▸ The input
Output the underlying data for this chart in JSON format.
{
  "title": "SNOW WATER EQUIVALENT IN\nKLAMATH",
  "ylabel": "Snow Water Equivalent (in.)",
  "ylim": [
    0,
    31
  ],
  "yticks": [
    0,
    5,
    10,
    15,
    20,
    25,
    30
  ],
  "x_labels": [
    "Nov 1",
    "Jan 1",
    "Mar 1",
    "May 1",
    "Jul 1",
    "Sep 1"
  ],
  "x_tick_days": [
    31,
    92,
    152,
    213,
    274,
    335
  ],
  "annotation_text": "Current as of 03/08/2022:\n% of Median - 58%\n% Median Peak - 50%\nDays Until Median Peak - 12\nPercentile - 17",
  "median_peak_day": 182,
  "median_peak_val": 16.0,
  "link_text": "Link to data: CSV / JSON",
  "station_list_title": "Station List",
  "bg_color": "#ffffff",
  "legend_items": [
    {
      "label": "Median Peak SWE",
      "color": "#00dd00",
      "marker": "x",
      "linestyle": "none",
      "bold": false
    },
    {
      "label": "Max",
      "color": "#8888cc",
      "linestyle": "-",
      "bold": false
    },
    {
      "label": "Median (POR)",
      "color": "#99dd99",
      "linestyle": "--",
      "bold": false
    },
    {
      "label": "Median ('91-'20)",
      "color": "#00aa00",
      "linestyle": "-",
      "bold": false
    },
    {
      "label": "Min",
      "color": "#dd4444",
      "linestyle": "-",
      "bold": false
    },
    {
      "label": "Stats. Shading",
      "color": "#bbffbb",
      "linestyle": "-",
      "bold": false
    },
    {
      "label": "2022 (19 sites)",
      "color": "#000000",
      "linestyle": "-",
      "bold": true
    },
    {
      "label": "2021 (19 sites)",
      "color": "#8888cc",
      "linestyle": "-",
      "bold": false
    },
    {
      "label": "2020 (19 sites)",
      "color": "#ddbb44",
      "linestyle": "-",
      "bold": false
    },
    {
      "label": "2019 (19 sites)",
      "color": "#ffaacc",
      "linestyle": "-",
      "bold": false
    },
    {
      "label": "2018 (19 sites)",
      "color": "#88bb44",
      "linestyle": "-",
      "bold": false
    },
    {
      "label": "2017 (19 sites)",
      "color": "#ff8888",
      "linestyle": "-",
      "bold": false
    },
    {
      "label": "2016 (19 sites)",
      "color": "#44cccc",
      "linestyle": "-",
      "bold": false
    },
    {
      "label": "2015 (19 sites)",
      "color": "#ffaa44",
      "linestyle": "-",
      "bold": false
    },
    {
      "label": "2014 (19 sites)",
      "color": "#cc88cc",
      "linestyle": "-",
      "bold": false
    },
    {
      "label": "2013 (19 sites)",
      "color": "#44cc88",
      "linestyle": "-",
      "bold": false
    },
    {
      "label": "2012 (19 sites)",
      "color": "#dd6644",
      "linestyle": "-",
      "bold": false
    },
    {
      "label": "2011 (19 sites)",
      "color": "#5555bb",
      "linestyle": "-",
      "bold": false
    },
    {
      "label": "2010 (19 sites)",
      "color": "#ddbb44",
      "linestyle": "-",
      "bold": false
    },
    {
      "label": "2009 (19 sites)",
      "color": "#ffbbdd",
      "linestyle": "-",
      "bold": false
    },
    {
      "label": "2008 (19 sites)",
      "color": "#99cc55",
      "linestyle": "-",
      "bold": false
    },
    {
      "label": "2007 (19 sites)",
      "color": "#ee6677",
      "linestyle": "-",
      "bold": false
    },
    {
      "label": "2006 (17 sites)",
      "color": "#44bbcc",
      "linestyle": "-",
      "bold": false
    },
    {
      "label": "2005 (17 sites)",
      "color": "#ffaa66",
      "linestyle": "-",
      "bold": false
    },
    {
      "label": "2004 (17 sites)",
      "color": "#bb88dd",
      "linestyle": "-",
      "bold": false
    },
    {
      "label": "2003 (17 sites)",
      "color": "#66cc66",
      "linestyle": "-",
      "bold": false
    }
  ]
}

▸ Problem to solve
From the records above, extract every entry verbatim.

▸ Exercise response
Output the underlying data for this chart in JSON format.
{
  "title": "SNOW WATER EQUIVALENT IN\nKLAMATH",
  "ylabel": "Snow Water Equivalent (in.)",
  "ylim": [
    0,
    31
  ],
  "yticks": [
    0,
    5,
    10,
    15,
    20,
    25,
    30
  ],
  "x_labels": [
    "Nov 1",
    "Jan 1",
    "Mar 1",
    "May 1",
    "Jul 1",
    "Sep 1"
  ],
  "x_tick_days": [
    31,
    92,
    152,
    213,
    274,
    335
  ],
  "annotation_text": "Current as of 03/08/2022:\n% of Median - 58%\n% Median Peak - 50%\nDays Until Median Peak - 12\nPercentile - 17",
  "median_peak_day": 182,
  "median_peak_val": 16.0,
  "link_text": "Link to data: CSV / JSON",
  "station_list_title": "Station List",
  "bg_color": "#ffffff",
  "legend_items": [
    {
      "label": "Median Peak SWE",
      "color": "#00dd00",
      "marker": "x",
      "linestyle": "none",
      "bold": false
    },
    {
      "label": "Max",
      "color": "#8888cc",
      "linestyle": "-",
      "bold": false
    },
    {
      "label": "Median (POR)",
      "color": "#99dd99",
      "linestyle": "--",
      "bold": false
    },
    {
      "label": "Median ('91-'20)",
      "color": "#00aa00",
      "linestyle": "-",
      "bold": false
    },
    {
      "label": "Min",
      "color": "#dd4444",
      "linestyle": "-",
      "bold": false
    },
    {
      "label": "Stats. Shading",
      "color": "#bbffbb",
      "linestyle": "-",
      "bold": false
    },
    {
      "label": "2022 (19 sites)",
      "color": "#000000",
      "linestyle": "-",
      "bold": true
    },
    {
      "label": "2021 (19 sites)",
      "color": "#8888cc",
      "linestyle": "-",
      "bold": false
    },
    {
      "label": "2020 (19 sites)",
      "color": "#ddbb44",
      "linestyle": "-",
      "bold": false
    },
    {
      "label": "2019 (19 sites)",
      "color": "#ffaacc",
      "linestyle": "-",
      "bold": false
    },
    {
      "label": "2018 (19 sites)",
      "color": "#88bb44",
      "linestyle": "-",
      "bold": false
    },
    {
      "label": "2017 (19 sites)",
      "color": "#ff8888",
      "linestyle": "-",
      "bold": false
    },
    {
      "label": "2016 (19 sites)",
      "color": "#44cccc",
      "linestyle": "-",
      "bold": false
    },
    {
      "label": "2015 (19 sites)",
      "color": "#ffaa44",
      "linestyle": "-",
      "bold": false
    },
    {
      "label": "2014 (19 sites)",
      "color": "#cc88cc",
      "linestyle": "-",
      "bold": false
    },
    {
      "label": "2013 (19 sites)",
      "color": "#44cc88",
      "linestyle": "-",
      "bold": false
    },
    {
      "label": "2012 (19 sites)",
      "color": "#dd6644",
      "linestyle": "-",
      "bold": false
    },
    {
      "label": "2011 (19 sites)",
      "color": "#5555bb",
      "linestyle": "-",
      "bold": false
    },
    {
      "label": "2010 (19 sites)",
      "color": "#ddbb44",
      "linestyle": "-",
      "bold": false
    },
    {
      "label": "2009 (19 sites)",
      "color": "#ffbbdd",
      "linestyle": "-",
      "bold": false
    },
    {
      "label": "2008 (19 sites)",
      "color": "#99cc55",
      "linestyle": "-",
      "bold": false
    },
    {
      "label": "2007 (19 sites)",
      "color": "#ee6677",
      "linestyle": "-",
      "bold": false
    },
    {
      "label": "2006 (17 sites)",
      "color": "#44bbcc",
      "linestyle": "-",
      "bold": false
    },
    {
      "label": "2005 (17 sites)",
      "color": "#ffaa66",
      "linestyle": "-",
      "bold": false
    },
    {
      "label": "2004 (17 sites)",
      "color": "#bb88dd",
      "linestyle": "-",
      "bold": false
    },
    {
      "label": "2003 (17 sites)",
      "color": "#66cc66",
      "linestyle": "-",
      "bold": false
    }
  ]
}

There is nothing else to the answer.